### GIVEN ENTRIES ###

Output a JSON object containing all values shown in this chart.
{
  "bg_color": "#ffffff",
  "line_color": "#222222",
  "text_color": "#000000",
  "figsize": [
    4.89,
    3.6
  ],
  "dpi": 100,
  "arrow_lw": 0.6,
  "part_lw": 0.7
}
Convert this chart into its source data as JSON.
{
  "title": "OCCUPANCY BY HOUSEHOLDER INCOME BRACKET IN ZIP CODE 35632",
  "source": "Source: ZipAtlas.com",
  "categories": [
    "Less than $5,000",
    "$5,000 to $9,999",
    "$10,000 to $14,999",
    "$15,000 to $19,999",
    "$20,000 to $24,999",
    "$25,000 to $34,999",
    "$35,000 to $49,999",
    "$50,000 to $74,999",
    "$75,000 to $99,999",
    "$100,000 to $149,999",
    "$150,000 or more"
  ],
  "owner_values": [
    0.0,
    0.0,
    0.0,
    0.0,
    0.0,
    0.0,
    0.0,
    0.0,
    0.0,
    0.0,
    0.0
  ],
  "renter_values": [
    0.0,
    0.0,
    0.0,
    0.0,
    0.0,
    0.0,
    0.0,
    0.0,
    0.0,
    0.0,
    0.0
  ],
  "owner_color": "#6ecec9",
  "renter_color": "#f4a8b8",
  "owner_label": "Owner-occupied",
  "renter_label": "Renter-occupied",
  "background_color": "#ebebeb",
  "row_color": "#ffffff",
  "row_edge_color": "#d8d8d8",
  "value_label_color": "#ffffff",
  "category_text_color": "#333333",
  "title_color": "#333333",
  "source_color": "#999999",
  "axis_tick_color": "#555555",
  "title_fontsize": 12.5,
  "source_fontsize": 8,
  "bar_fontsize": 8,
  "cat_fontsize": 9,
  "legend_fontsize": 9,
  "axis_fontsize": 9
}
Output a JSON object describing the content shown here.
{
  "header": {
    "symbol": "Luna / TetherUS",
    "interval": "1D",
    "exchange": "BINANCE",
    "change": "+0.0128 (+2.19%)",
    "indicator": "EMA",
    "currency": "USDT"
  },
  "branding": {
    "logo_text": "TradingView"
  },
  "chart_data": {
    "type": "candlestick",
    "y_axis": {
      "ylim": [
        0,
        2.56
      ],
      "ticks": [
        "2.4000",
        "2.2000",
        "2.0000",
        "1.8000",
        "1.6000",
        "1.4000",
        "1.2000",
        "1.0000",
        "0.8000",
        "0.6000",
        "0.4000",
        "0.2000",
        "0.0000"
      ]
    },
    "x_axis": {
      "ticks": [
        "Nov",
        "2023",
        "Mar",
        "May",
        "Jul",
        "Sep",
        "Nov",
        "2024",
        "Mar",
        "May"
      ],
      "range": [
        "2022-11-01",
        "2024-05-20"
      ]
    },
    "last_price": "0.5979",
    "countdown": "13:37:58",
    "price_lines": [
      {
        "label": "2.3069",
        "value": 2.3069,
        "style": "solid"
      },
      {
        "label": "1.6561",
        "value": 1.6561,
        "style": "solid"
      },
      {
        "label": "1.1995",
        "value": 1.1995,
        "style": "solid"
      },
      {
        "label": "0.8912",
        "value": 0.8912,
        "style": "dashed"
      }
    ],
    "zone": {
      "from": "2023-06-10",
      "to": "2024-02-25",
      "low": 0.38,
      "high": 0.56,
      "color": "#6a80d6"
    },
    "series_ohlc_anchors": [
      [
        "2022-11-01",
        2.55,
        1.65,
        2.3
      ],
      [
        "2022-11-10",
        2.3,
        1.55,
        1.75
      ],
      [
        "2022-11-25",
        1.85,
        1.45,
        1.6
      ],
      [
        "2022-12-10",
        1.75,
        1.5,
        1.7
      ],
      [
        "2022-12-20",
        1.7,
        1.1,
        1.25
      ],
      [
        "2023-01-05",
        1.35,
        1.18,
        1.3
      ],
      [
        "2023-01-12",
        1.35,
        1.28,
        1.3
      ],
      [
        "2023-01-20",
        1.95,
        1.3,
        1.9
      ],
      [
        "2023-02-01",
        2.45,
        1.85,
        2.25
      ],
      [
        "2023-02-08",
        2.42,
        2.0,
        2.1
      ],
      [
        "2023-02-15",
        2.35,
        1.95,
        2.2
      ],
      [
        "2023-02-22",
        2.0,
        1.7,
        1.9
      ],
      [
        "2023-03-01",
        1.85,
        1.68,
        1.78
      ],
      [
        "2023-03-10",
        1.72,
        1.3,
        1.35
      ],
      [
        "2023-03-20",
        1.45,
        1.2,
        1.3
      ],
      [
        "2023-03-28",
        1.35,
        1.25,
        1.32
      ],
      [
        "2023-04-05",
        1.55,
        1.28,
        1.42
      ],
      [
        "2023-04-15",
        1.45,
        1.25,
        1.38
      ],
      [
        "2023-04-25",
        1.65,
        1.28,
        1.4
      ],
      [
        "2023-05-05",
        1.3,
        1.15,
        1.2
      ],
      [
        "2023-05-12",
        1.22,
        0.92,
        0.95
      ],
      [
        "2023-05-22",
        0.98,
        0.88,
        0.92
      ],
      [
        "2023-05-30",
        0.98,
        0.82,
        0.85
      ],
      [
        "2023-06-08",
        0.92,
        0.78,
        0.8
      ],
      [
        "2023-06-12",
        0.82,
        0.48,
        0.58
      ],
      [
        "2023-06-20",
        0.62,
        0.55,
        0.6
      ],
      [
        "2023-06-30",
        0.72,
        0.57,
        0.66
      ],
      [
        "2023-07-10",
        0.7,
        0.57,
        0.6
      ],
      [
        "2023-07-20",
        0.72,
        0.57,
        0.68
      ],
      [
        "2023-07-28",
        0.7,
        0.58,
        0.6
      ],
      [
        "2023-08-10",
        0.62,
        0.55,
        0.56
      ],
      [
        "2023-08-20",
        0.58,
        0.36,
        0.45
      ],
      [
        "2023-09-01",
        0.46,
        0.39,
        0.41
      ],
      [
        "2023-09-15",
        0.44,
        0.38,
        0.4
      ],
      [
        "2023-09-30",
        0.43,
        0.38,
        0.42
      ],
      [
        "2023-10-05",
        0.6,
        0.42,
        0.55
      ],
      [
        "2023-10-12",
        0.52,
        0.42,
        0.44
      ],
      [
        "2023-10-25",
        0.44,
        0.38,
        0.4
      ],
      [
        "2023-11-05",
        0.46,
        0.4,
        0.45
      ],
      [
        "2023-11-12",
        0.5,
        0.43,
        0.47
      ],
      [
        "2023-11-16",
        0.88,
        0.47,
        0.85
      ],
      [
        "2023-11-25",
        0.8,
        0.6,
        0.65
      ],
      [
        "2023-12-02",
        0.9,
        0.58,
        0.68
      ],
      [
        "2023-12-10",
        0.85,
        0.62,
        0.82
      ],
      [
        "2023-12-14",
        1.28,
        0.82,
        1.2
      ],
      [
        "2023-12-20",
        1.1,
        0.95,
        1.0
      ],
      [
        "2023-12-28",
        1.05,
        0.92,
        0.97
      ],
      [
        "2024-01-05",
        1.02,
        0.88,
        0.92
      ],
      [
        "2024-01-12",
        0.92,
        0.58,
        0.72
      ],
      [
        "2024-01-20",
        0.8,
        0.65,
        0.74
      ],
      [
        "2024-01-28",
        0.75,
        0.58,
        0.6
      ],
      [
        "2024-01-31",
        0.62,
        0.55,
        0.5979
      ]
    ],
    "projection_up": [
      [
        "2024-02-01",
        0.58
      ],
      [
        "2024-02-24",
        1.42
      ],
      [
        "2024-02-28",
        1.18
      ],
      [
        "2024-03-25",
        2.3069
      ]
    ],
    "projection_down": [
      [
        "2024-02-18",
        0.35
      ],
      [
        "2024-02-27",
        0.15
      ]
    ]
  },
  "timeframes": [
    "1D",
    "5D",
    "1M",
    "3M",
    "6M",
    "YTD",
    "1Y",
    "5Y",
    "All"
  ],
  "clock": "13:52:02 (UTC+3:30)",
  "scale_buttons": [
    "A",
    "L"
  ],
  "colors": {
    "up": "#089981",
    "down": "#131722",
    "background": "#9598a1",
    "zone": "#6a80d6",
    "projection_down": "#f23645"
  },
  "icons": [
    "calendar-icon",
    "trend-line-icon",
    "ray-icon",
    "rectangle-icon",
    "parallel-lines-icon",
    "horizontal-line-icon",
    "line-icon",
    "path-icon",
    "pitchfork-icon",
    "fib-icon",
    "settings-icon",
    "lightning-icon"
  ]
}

###

Scan the entries above for the word "ffffff" and collect each line holding it.

  "bg_color": "#ffffff",
  "row_color": "#ffffff",
  "value_label_color": "#ffffff",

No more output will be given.